# Request
Across the listing below, how many lines hold "Manager"? Reply with the number by itself.

Dataset entries
—————
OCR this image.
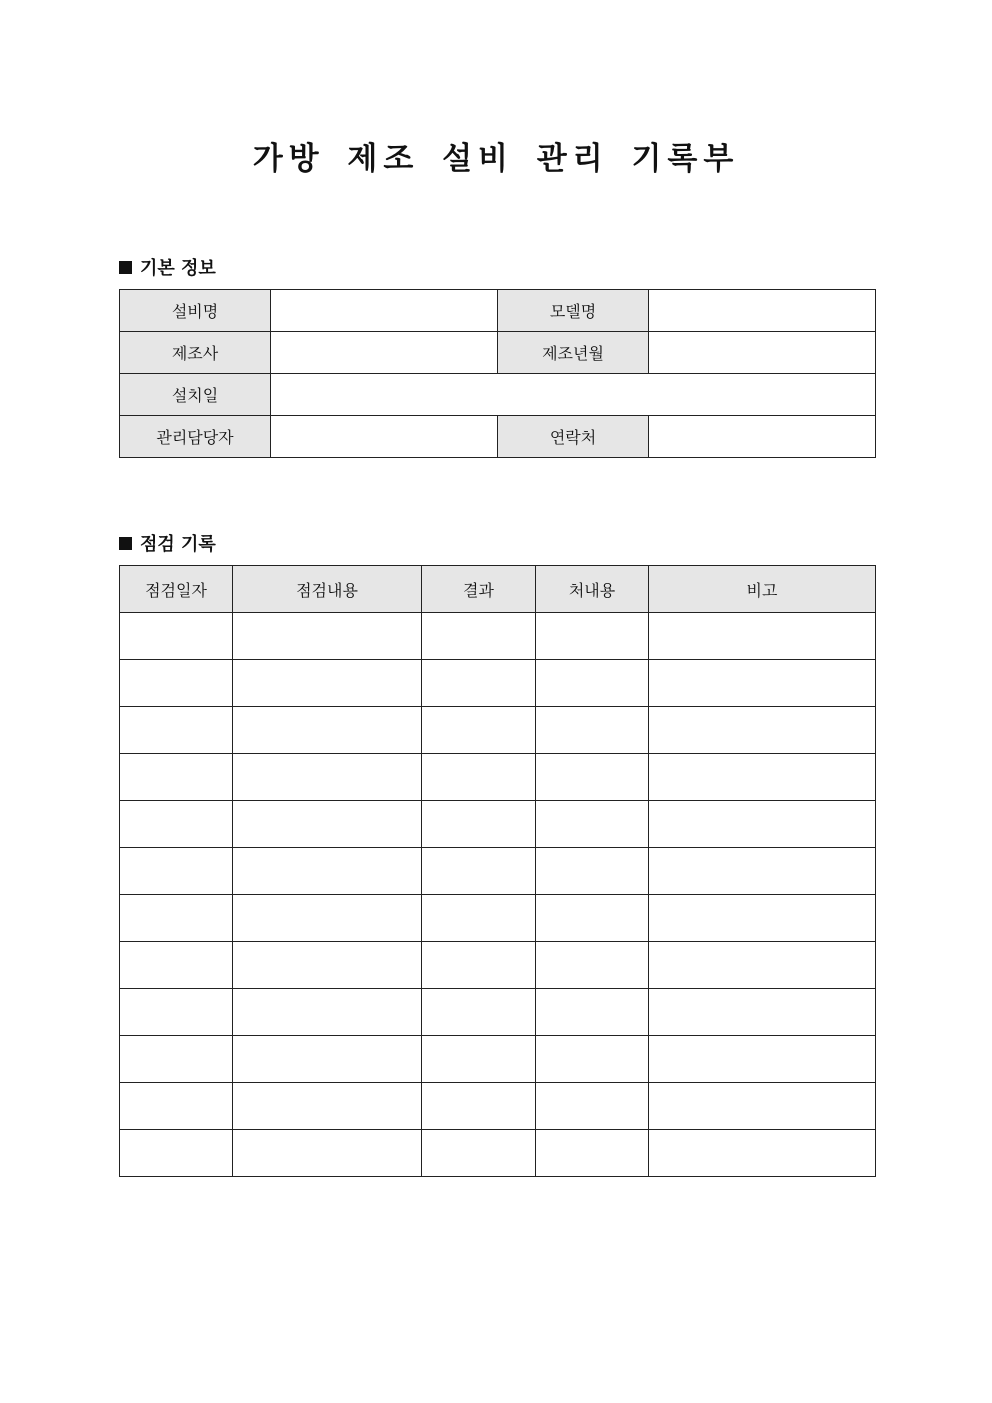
가방 제조 설비 관리 기록부
기본 정보
설비명		모델명	
제조사		제조년월	
설치일			
관리담당자		연락처	
점검 기록
점검일자	점검내용	결과	처내용	비고
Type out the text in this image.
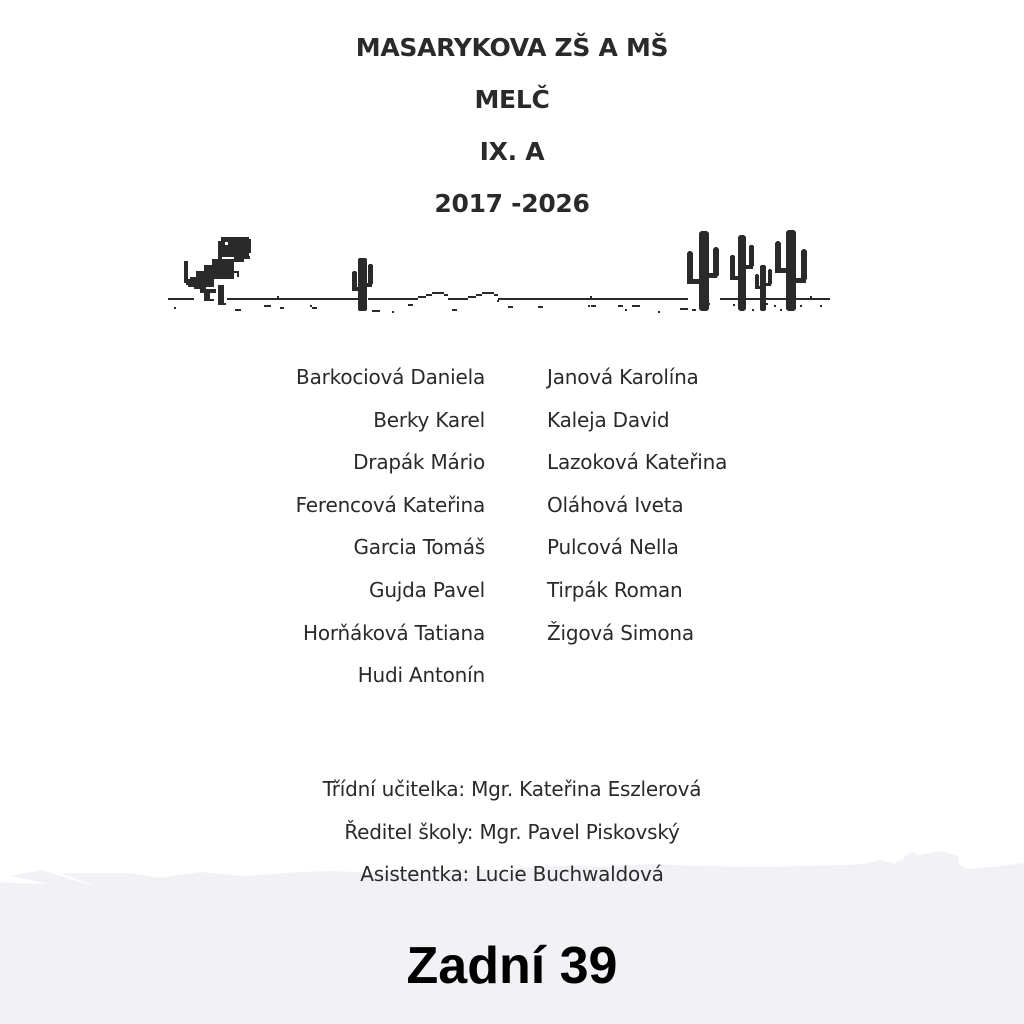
MASARYKOVA ZŠ A MŠ
MELČ
IX. A
2017 -2026
Barkociová Daniela
Berky Karel
Drapák Mário
Ferencová Kateřina
Garcia Tomáš
Gujda Pavel
Horňáková Tatiana
Hudi Antonín
Janová Karolína
Kaleja David
Lazoková Kateřina
Oláhová Iveta
Pulcová Nella
Tirpák Roman
Žigová Simona
Třídní učitelka: Mgr. Kateřina Eszlerová
Ředitel školy: Mgr. Pavel Piskovský
Asistentka: Lucie Buchwaldová
Zadní 39
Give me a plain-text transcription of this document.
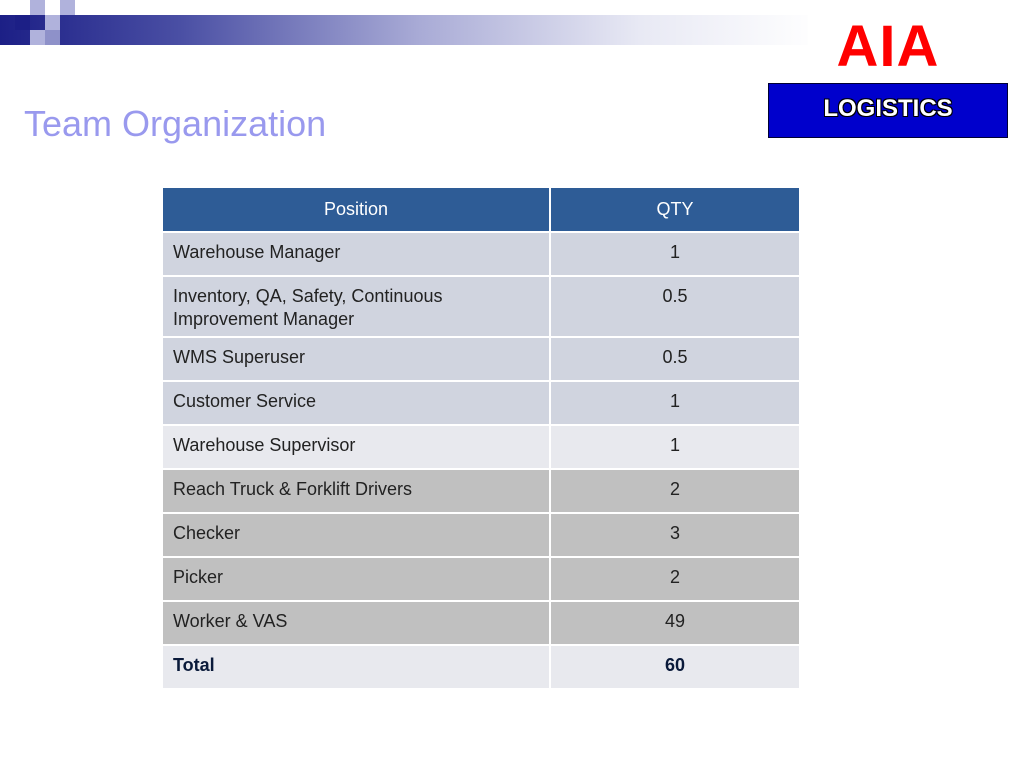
Team Organization
AIA
LOGISTICS
Position	QTY
Warehouse Manager	1
Inventory, QA, Safety, Continuous Improvement Manager	0.5
WMS Superuser	0.5
Customer Service	1
Warehouse Supervisor	1
Reach Truck & Forklift Drivers	2
Checker	3
Picker	2
Worker & VAS	49
Total	60
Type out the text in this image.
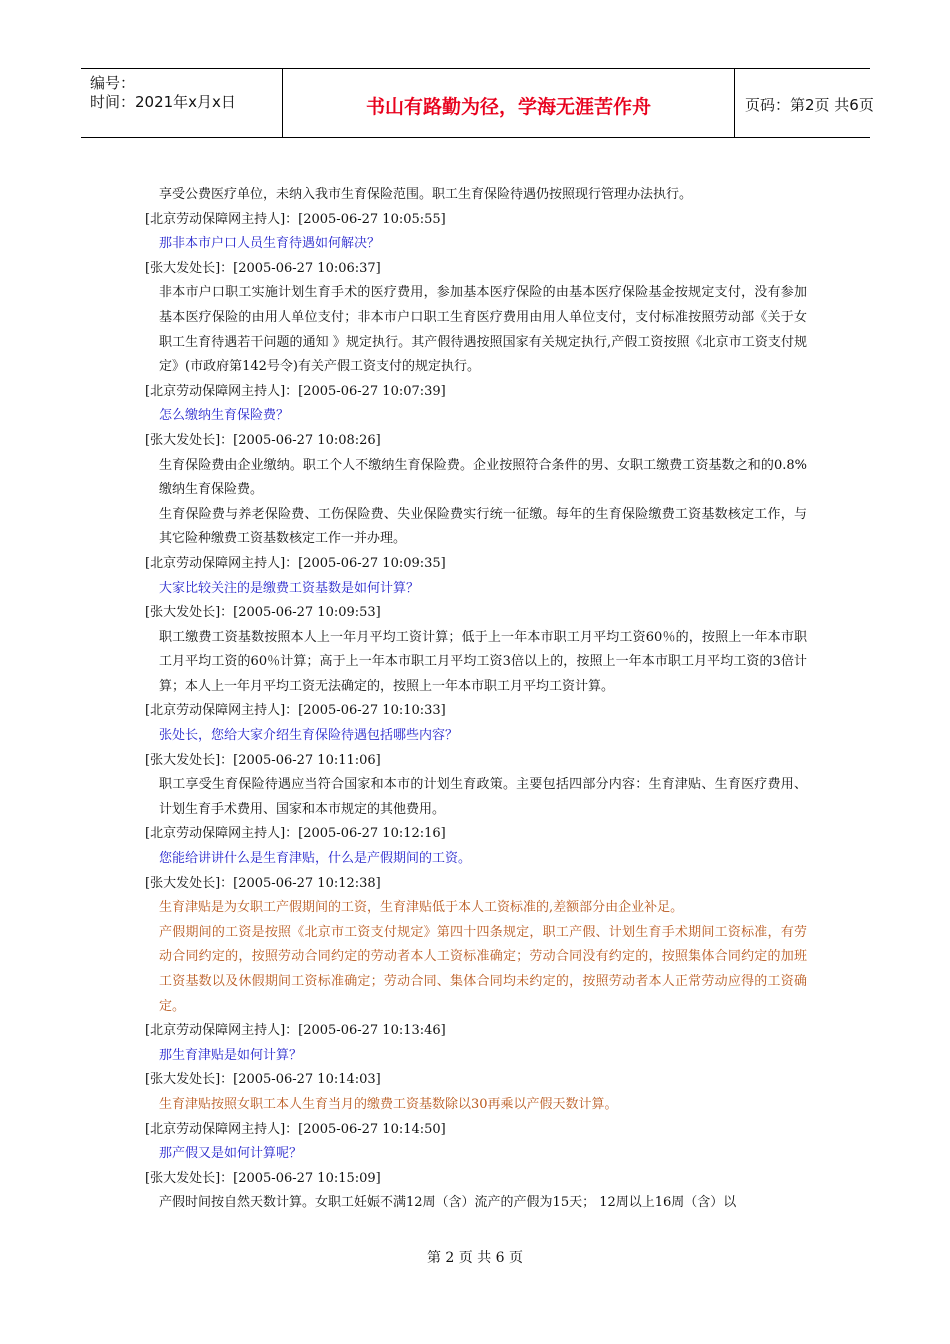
编号：
时间：2021年x月x日	书山有路勤为径，学海无涯苦作舟	页码：第2页 共6页
享受公费医疗单位，未纳入我市生育保险范围。职工生育保险待遇仍按照现行管理办法执行。
[北京劳动保障网主持人]：[2005-06-27 10:05:55]
那非本市户口人员生育待遇如何解决？
[张大发处长]：[2005-06-27 10:06:37]
非本市户口职工实施计划生育手术的医疗费用，参加基本医疗保险的由基本医疗保险基金按规定支付，没有参加基本医疗保险的由用人单位支付；非本市户口职工生育医疗费用由用人单位支付，支付标准按照劳动部《关于女职工生育待遇若干问题的通知 》规定执行。其产假待遇按照国家有关规定执行,产假工资按照《北京市工资支付规定》(市政府第142号令)有关产假工资支付的规定执行。
[北京劳动保障网主持人]：[2005-06-27 10:07:39]
怎么缴纳生育保险费？
[张大发处长]：[2005-06-27 10:08:26]
生育保险费由企业缴纳。职工个人不缴纳生育保险费。企业按照符合条件的男、女职工缴费工资基数之和的0.8%缴纳生育保险费。
生育保险费与养老保险费、工伤保险费、失业保险费实行统一征缴。每年的生育保险缴费工资基数核定工作，与其它险种缴费工资基数核定工作一并办理。
[北京劳动保障网主持人]：[2005-06-27 10:09:35]
大家比较关注的是缴费工资基数是如何计算？
[张大发处长]：[2005-06-27 10:09:53]
职工缴费工资基数按照本人上一年月平均工资计算；低于上一年本市职工月平均工资60％的，按照上一年本市职工月平均工资的60％计算；高于上一年本市职工月平均工资3倍以上的，按照上一年本市职工月平均工资的3倍计算；本人上一年月平均工资无法确定的，按照上一年本市职工月平均工资计算。
[北京劳动保障网主持人]：[2005-06-27 10:10:33]
张处长，您给大家介绍生育保险待遇包括哪些内容？
[张大发处长]：[2005-06-27 10:11:06]
职工享受生育保险待遇应当符合国家和本市的计划生育政策。主要包括四部分内容：生育津贴、生育医疗费用、计划生育手术费用、国家和本市规定的其他费用。
[北京劳动保障网主持人]：[2005-06-27 10:12:16]
您能给讲讲什么是生育津贴，什么是产假期间的工资。
[张大发处长]：[2005-06-27 10:12:38]
生育津贴是为女职工产假期间的工资，生育津贴低于本人工资标准的,差额部分由企业补足。
产假期间的工资是按照《北京市工资支付规定》第四十四条规定，职工产假、计划生育手术期间工资标准，有劳动合同约定的，按照劳动合同约定的劳动者本人工资标准确定；劳动合同没有约定的，按照集体合同约定的加班工资基数以及休假期间工资标准确定；劳动合同、集体合同均未约定的，按照劳动者本人正常劳动应得的工资确定。
[北京劳动保障网主持人]：[2005-06-27 10:13:46]
那生育津贴是如何计算？
[张大发处长]：[2005-06-27 10:14:03]
生育津贴按照女职工本人生育当月的缴费工资基数除以30再乘以产假天数计算。
[北京劳动保障网主持人]：[2005-06-27 10:14:50]
那产假又是如何计算呢？
[张大发处长]：[2005-06-27 10:15:09]
产假时间按自然天数计算。女职工妊娠不满12周（含）流产的产假为15天； 12周以上16周（含）以
第 2 页 共 6 页
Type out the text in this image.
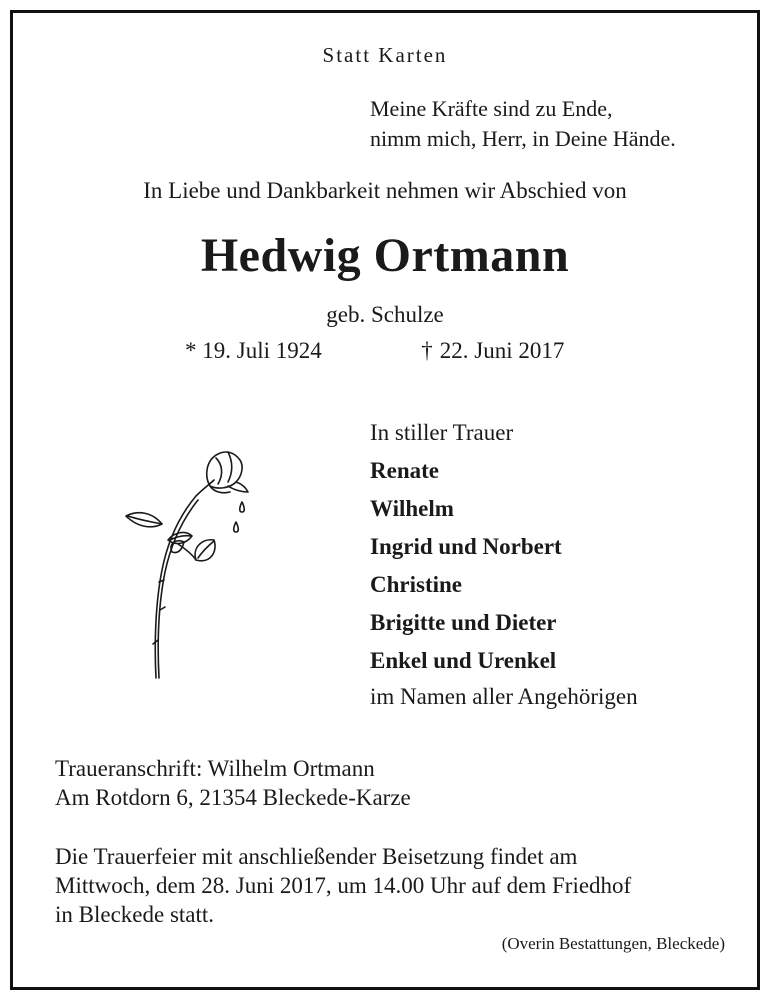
Statt Karten
Meine Kräfte sind zu Ende,
nimm mich, Herr, in Deine Hände.
In Liebe und Dankbarkeit nehmen wir Abschied von
Hedwig Ortmann
geb. Schulze
* 19. Juli 1924	† 22. Juni 2017
In stiller Trauer
Renate
Wilhelm
Ingrid und Norbert
Christine
Brigitte und Dieter
Enkel und Urenkel
im Namen aller Angehörigen
Traueranschrift: Wilhelm Ortmann
Am Rotdorn 6, 21354 Bleckede-Karze
Die Trauerfeier mit anschließender Beisetzung findet am
Mittwoch, dem 28. Juni 2017, um 14.00 Uhr auf dem Friedhof
in Bleckede statt.
(Overin Bestattungen, Bleckede)
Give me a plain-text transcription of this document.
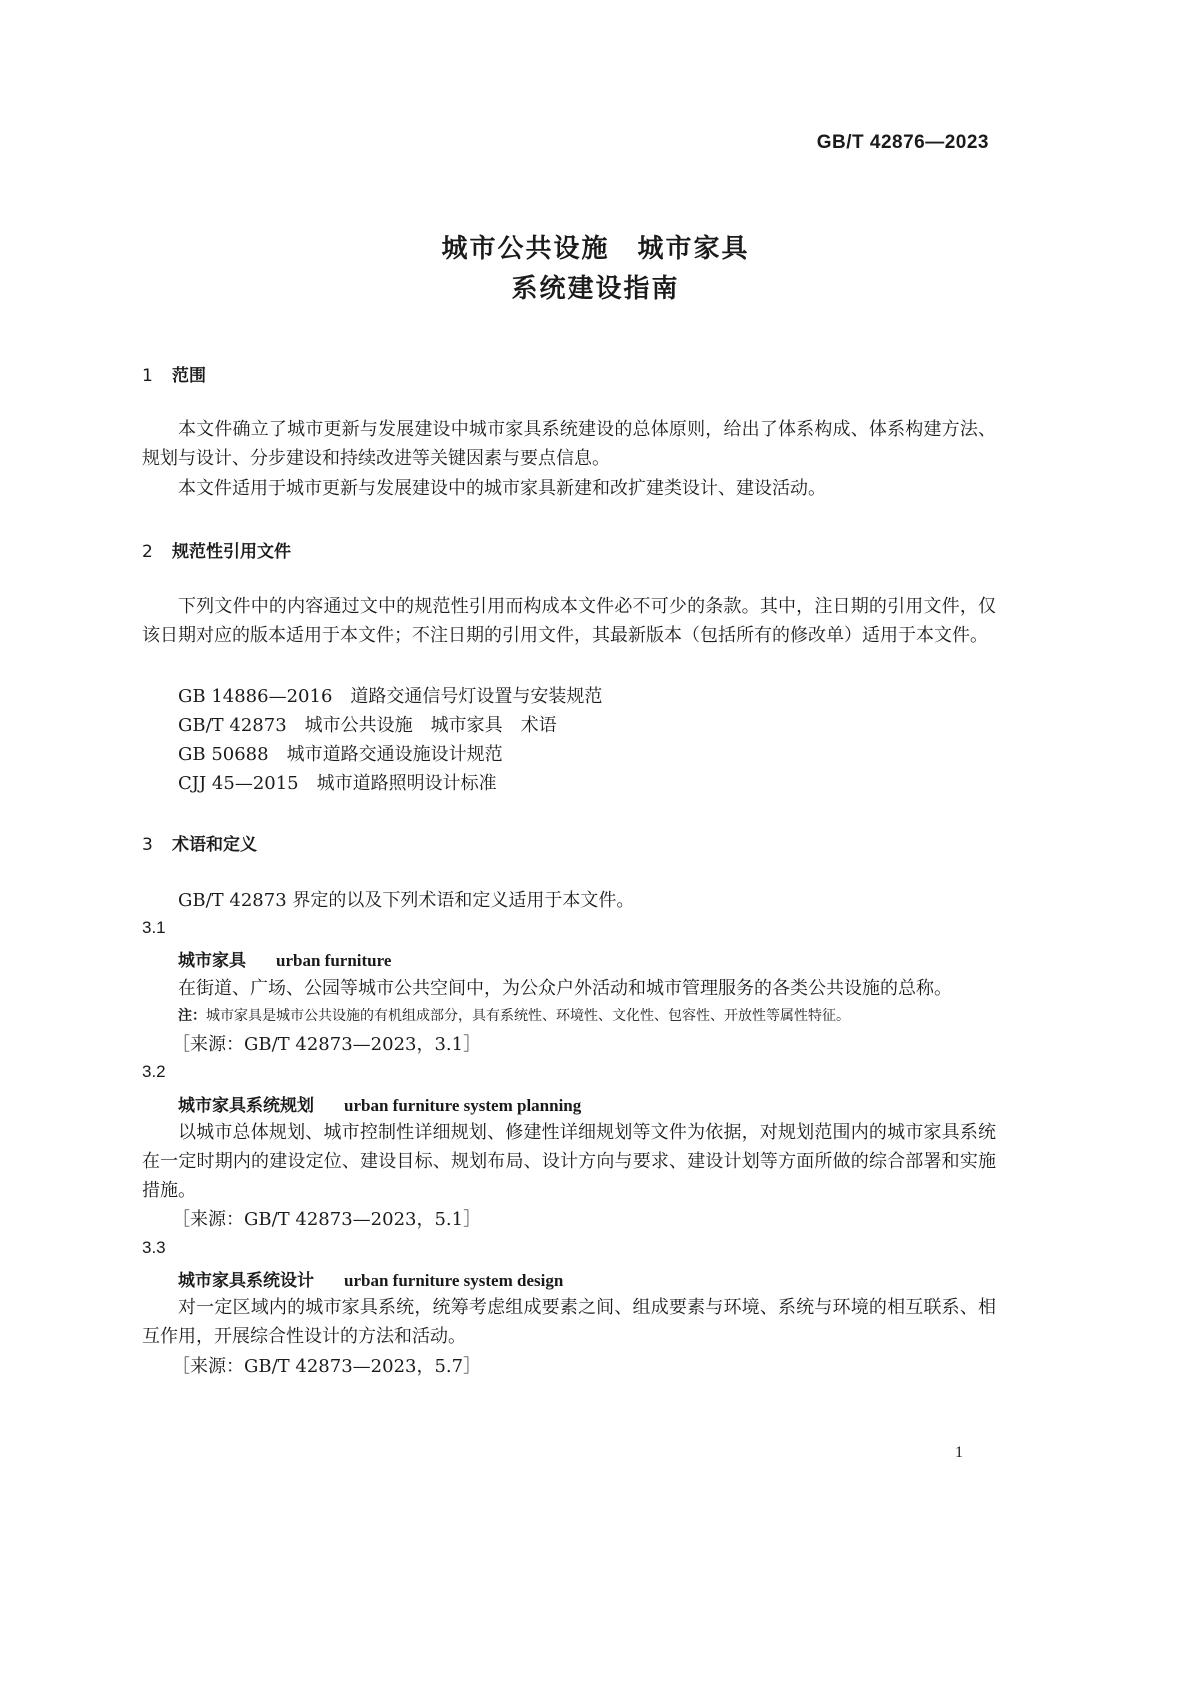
GB/T 42876—2023
城市公共设施　城市家具
系统建设指南
1 范围
本文件确立了城市更新与发展建设中城市家具系统建设的总体原则，给出了体系构成、体系构建方法、规划与设计、分步建设和持续改进等关键因素与要点信息。
本文件适用于城市更新与发展建设中的城市家具新建和改扩建类设计、建设活动。
2 规范性引用文件
下列文件中的内容通过文中的规范性引用而构成本文件必不可少的条款。其中，注日期的引用文件，仅该日期对应的版本适用于本文件；不注日期的引用文件，其最新版本（包括所有的修改单）适用于本文件。
GB 14886—2016 道路交通信号灯设置与安装规范
GB/T 42873 城市公共设施　城市家具　术语
GB 50688 城市道路交通设施设计规范
CJJ 45—2015 城市道路照明设计标准
3 术语和定义
GB/T 42873 界定的以及下列术语和定义适用于本文件。
3.1
城市家具 urban furniture
在街道、广场、公园等城市公共空间中，为公众户外活动和城市管理服务的各类公共设施的总称。
注：城市家具是城市公共设施的有机组成部分，具有系统性、环境性、文化性、包容性、开放性等属性特征。
［来源：GB/T 42873—2023，3.1］
3.2
城市家具系统规划 urban furniture system planning
以城市总体规划、城市控制性详细规划、修建性详细规划等文件为依据，对规划范围内的城市家具系统在一定时期内的建设定位、建设目标、规划布局、设计方向与要求、建设计划等方面所做的综合部署和实施措施。
［来源：GB/T 42873—2023，5.1］
3.3
城市家具系统设计 urban furniture system design
对一定区域内的城市家具系统，统筹考虑组成要素之间、组成要素与环境、系统与环境的相互联系、相互作用，开展综合性设计的方法和活动。
［来源：GB/T 42873—2023，5.7］
1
—————
# Exercise answer
2